— Begin EXCERPTED RECORDS —

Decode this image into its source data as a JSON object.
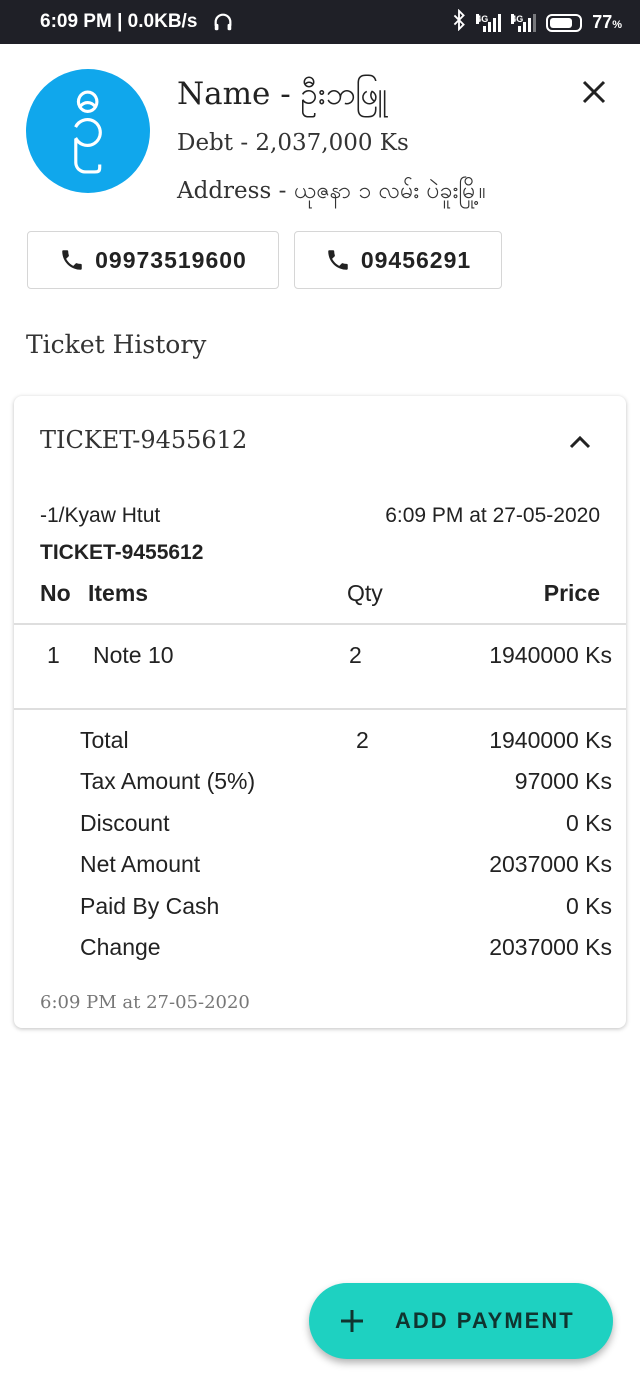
{
  "status_bar": {
    "time_speed": "6:09 PM | 0.0KB/s",
    "net1": "4G",
    "net2": "4G",
    "battery": "77",
    "battery_unit": "%",
    "battery_level": 0.77,
    "icons": [
      "headphones-icon",
      "bluetooth-icon",
      "signal-icon",
      "battery-icon"
    ]
  },
  "customer": {
    "avatar_letter": "ဦ",
    "name": "Name - ဦးဘဖြူ",
    "debt": "Debt - 2,037,000 Ks",
    "address": "Address - ယုဇနာ ၁ လမ်း ပဲခူးမြို့။",
    "phones": [
      "09973519600",
      "09456291"
    ]
  },
  "section_title": "Ticket History",
  "ticket": {
    "title": "TICKET-9455612",
    "cashier": "-1/Kyaw Htut",
    "datetime": "6:09 PM at 27-05-2020",
    "ticket_no": "TICKET-9455612",
    "headers": {
      "no": "No",
      "items": "Items",
      "qty": "Qty",
      "price": "Price"
    },
    "items": [
      {
        "no": "1",
        "name": "Note 10",
        "qty": "2",
        "price": "1940000 Ks"
      }
    ],
    "summary": [
      {
        "label": "Total",
        "qty": "2",
        "value": "1940000 Ks"
      },
      {
        "label": "Tax Amount (5%)",
        "qty": "",
        "value": "97000 Ks"
      },
      {
        "label": "Discount",
        "qty": "",
        "value": "0 Ks"
      },
      {
        "label": "Net Amount",
        "qty": "",
        "value": "2037000 Ks"
      },
      {
        "label": "Paid By Cash",
        "qty": "",
        "value": "0 Ks"
      },
      {
        "label": "Change",
        "qty": "",
        "value": "2037000 Ks"
      }
    ],
    "footer_date": "6:09 PM at 27-05-2020"
  },
  "fab": {
    "label": "ADD PAYMENT",
    "icon": "plus-icon"
  },
  "colors": {
    "avatar": "#10a7ec",
    "fab": "#1ed1c1",
    "status_bar": "#1f2027"
  }
}
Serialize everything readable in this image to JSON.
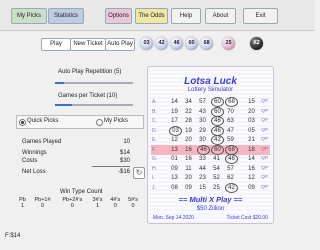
{
  "menu": [
    {
      "label": "My Picks",
      "bg": "#c9dfc9"
    },
    {
      "label": "Statistics",
      "bg": "#bfcbe4"
    },
    {
      "label": "Options",
      "bg": "#e9c6dc"
    },
    {
      "label": "The Odds",
      "bg": "#efe7a6"
    },
    {
      "label": "Help",
      "bg": "#f2f2f2"
    },
    {
      "label": "About",
      "bg": "#f2f2f2"
    },
    {
      "label": "Exit",
      "bg": "#f2f2f2"
    }
  ],
  "toolbar": {
    "play": "Play",
    "new_ticket": "New Ticket",
    "auto_play": "Auto Play"
  },
  "drawn_balls": [
    "03",
    "42",
    "46",
    "60",
    "68"
  ],
  "mega_ball": "25",
  "multiplier": "X2",
  "auto_play_repetition": {
    "label": "Auto Play Repetition (5)",
    "level": 0.12
  },
  "games_per_ticket": {
    "label": "Games per Ticket (10)",
    "level": 0.22
  },
  "pick_mode": {
    "quick": "Quick Picks",
    "mine": "My Picks",
    "selected": "quick"
  },
  "stats": {
    "games_played_label": "Games Played",
    "games_played": "10",
    "winnings_label": "Winnings",
    "winnings": "$14",
    "costs_label": "Costs",
    "costs": "$30",
    "net_loss_label": "Net Loss",
    "net_loss": "-$16"
  },
  "win_type": {
    "title": "Win Type Count",
    "headers": [
      "Pb",
      "Pb+1#",
      "Pb+2#'s",
      "3#'s",
      "4#'s",
      "5#'s"
    ],
    "values": [
      "1",
      "0",
      "0",
      "1",
      "0",
      "0"
    ]
  },
  "status_text": "F:$14",
  "ticket": {
    "title": "Lotsa Luck",
    "subtitle": "Lottery Simulator",
    "rows": [
      {
        "l": "A.",
        "n": [
          "14",
          "34",
          "57",
          "60",
          "68"
        ],
        "m": "15",
        "hits": [
          false,
          false,
          false,
          true,
          true
        ]
      },
      {
        "l": "B.",
        "n": [
          "19",
          "22",
          "43",
          "60",
          "70"
        ],
        "m": "20",
        "hits": [
          false,
          false,
          false,
          true,
          false
        ]
      },
      {
        "l": "C.",
        "n": [
          "17",
          "28",
          "30",
          "46",
          "63"
        ],
        "m": "03",
        "hits": [
          false,
          false,
          false,
          true,
          false
        ]
      },
      {
        "l": "D.",
        "n": [
          "03",
          "19",
          "29",
          "46",
          "47"
        ],
        "m": "05",
        "hits": [
          true,
          false,
          false,
          true,
          false
        ]
      },
      {
        "l": "E.",
        "n": [
          "12",
          "20",
          "30",
          "42",
          "59"
        ],
        "m": "21",
        "hits": [
          false,
          false,
          false,
          true,
          false
        ]
      },
      {
        "l": "F.",
        "n": [
          "13",
          "16",
          "46",
          "60",
          "68"
        ],
        "m": "18",
        "hits": [
          false,
          false,
          true,
          true,
          true
        ],
        "sel": true
      },
      {
        "l": "G.",
        "n": [
          "01",
          "16",
          "33",
          "41",
          "46"
        ],
        "m": "14",
        "hits": [
          false,
          false,
          false,
          false,
          true
        ]
      },
      {
        "l": "H.",
        "n": [
          "09",
          "11",
          "44",
          "54",
          "57"
        ],
        "m": "16",
        "hits": [
          false,
          false,
          false,
          false,
          false
        ]
      },
      {
        "l": "I.",
        "n": [
          "13",
          "20",
          "23",
          "52",
          "62"
        ],
        "m": "12",
        "hits": [
          false,
          false,
          false,
          false,
          false
        ]
      },
      {
        "l": "J.",
        "n": [
          "08",
          "09",
          "15",
          "25",
          "42"
        ],
        "m": "09",
        "hits": [
          false,
          false,
          false,
          false,
          true
        ]
      }
    ],
    "qp": "QP",
    "multi": "== Multi X Play ==",
    "jackpot": "$50 Zillion",
    "date": "Mon. Sep 14 2020",
    "cost": "Ticket Cost $20.00"
  }
}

— End EXCERPTED RECORDS —

> _EXERCISE GOAL_
Leaving aside the images, write out the entries above word for word.

> _CORRECT OUTPUT_
Decode this image into its source data as a JSON object.
{
  "status_bar": {
    "time_speed": "6:09 PM | 0.0KB/s",
    "net1": "4G",
    "net2": "4G",
    "battery": "77",
    "battery_unit": "%",
    "battery_level": 0.77,
    "icons": [
      "headphones-icon",
      "bluetooth-icon",
      "signal-icon",
      "battery-icon"
    ]
  },
  "customer": {
    "avatar_letter": "ဦ",
    "name": "Name - ဦးဘဖြူ",
    "debt": "Debt - 2,037,000 Ks",
    "address": "Address - ယုဇနာ ၁ လမ်း ပဲခူးမြို့။",
    "phones": [
      "09973519600",
      "09456291"
    ]
  },
  "section_title": "Ticket History",
  "ticket": {
    "title": "TICKET-9455612",
    "cashier": "-1/Kyaw Htut",
    "datetime": "6:09 PM at 27-05-2020",
    "ticket_no": "TICKET-9455612",
    "headers": {
      "no": "No",
      "items": "Items",
      "qty": "Qty",
      "price": "Price"
    },
    "items": [
      {
        "no": "1",
        "name": "Note 10",
        "qty": "2",
        "price": "1940000 Ks"
      }
    ],
    "summary": [
      {
        "label": "Total",
        "qty": "2",
        "value": "1940000 Ks"
      },
      {
        "label": "Tax Amount (5%)",
        "qty": "",
        "value": "97000 Ks"
      },
      {
        "label": "Discount",
        "qty": "",
        "value": "0 Ks"
      },
      {
        "label": "Net Amount",
        "qty": "",
        "value": "2037000 Ks"
      },
      {
        "label": "Paid By Cash",
        "qty": "",
        "value": "0 Ks"
      },
      {
        "label": "Change",
        "qty": "",
        "value": "2037000 Ks"
      }
    ],
    "footer_date": "6:09 PM at 27-05-2020"
  },
  "fab": {
    "label": "ADD PAYMENT",
    "icon": "plus-icon"
  },
  "colors": {
    "avatar": "#10a7ec",
    "fab": "#1ed1c1",
    "status_bar": "#1f2027"
  }
}
Serialize everything readable in this image to JSON.
{
  "menu": [
    {
      "label": "My Picks",
      "bg": "#c9dfc9"
    },
    {
      "label": "Statistics",
      "bg": "#bfcbe4"
    },
    {
      "label": "Options",
      "bg": "#e9c6dc"
    },
    {
      "label": "The Odds",
      "bg": "#efe7a6"
    },
    {
      "label": "Help",
      "bg": "#f2f2f2"
    },
    {
      "label": "About",
      "bg": "#f2f2f2"
    },
    {
      "label": "Exit",
      "bg": "#f2f2f2"
    }
  ],
  "toolbar": {
    "play": "Play",
    "new_ticket": "New Ticket",
    "auto_play": "Auto Play"
  },
  "drawn_balls": [
    "03",
    "42",
    "46",
    "60",
    "68"
  ],
  "mega_ball": "25",
  "multiplier": "X2",
  "auto_play_repetition": {
    "label": "Auto Play Repetition (5)",
    "level": 0.12
  },
  "games_per_ticket": {
    "label": "Games per Ticket (10)",
    "level": 0.22
  },
  "pick_mode": {
    "quick": "Quick Picks",
    "mine": "My Picks",
    "selected": "quick"
  },
  "stats": {
    "games_played_label": "Games Played",
    "games_played": "10",
    "winnings_label": "Winnings",
    "winnings": "$14",
    "costs_label": "Costs",
    "costs": "$30",
    "net_loss_label": "Net Loss",
    "net_loss": "-$16"
  },
  "win_type": {
    "title": "Win Type Count",
    "headers": [
      "Pb",
      "Pb+1#",
      "Pb+2#'s",
      "3#'s",
      "4#'s",
      "5#'s"
    ],
    "values": [
      "1",
      "0",
      "0",
      "1",
      "0",
      "0"
    ]
  },
  "status_text": "F:$14",
  "ticket": {
    "title": "Lotsa Luck",
    "subtitle": "Lottery Simulator",
    "rows": [
      {
        "l": "A.",
        "n": [
          "14",
          "34",
          "57",
          "60",
          "68"
        ],
        "m": "15",
        "hits": [
          false,
          false,
          false,
          true,
          true
        ]
      },
      {
        "l": "B.",
        "n": [
          "19",
          "22",
          "43",
          "60",
          "70"
        ],
        "m": "20",
        "hits": [
          false,
          false,
          false,
          true,
          false
        ]
      },
      {
        "l": "C.",
        "n": [
          "17",
          "28",
          "30",
          "46",
          "63"
        ],
        "m": "03",
        "hits": [
          false,
          false,
          false,
          true,
          false
        ]
      },
      {
        "l": "D.",
        "n": [
          "03",
          "19",
          "29",
          "46",
          "47"
        ],
        "m": "05",
        "hits": [
          true,
          false,
          false,
          true,
          false
        ]
      },
      {
        "l": "E.",
        "n": [
          "12",
          "20",
          "30",
          "42",
          "59"
        ],
        "m": "21",
        "hits": [
          false,
          false,
          false,
          true,
          false
        ]
      },
      {
        "l": "F.",
        "n": [
          "13",
          "16",
          "46",
          "60",
          "68"
        ],
        "m": "18",
        "hits": [
          false,
          false,
          true,
          true,
          true
        ],
        "sel": true
      },
      {
        "l": "G.",
        "n": [
          "01",
          "16",
          "33",
          "41",
          "46"
        ],
        "m": "14",
        "hits": [
          false,
          false,
          false,
          false,
          true
        ]
      },
      {
        "l": "H.",
        "n": [
          "09",
          "11",
          "44",
          "54",
          "57"
        ],
        "m": "16",
        "hits": [
          false,
          false,
          false,
          false,
          false
        ]
      },
      {
        "l": "I.",
        "n": [
          "13",
          "20",
          "23",
          "52",
          "62"
        ],
        "m": "12",
        "hits": [
          false,
          false,
          false,
          false,
          false
        ]
      },
      {
        "l": "J.",
        "n": [
          "08",
          "09",
          "15",
          "25",
          "42"
        ],
        "m": "09",
        "hits": [
          false,
          false,
          false,
          false,
          true
        ]
      }
    ],
    "qp": "QP",
    "multi": "== Multi X Play ==",
    "jackpot": "$50 Zillion",
    "date": "Mon. Sep 14 2020",
    "cost": "Ticket Cost $20.00"
  }
}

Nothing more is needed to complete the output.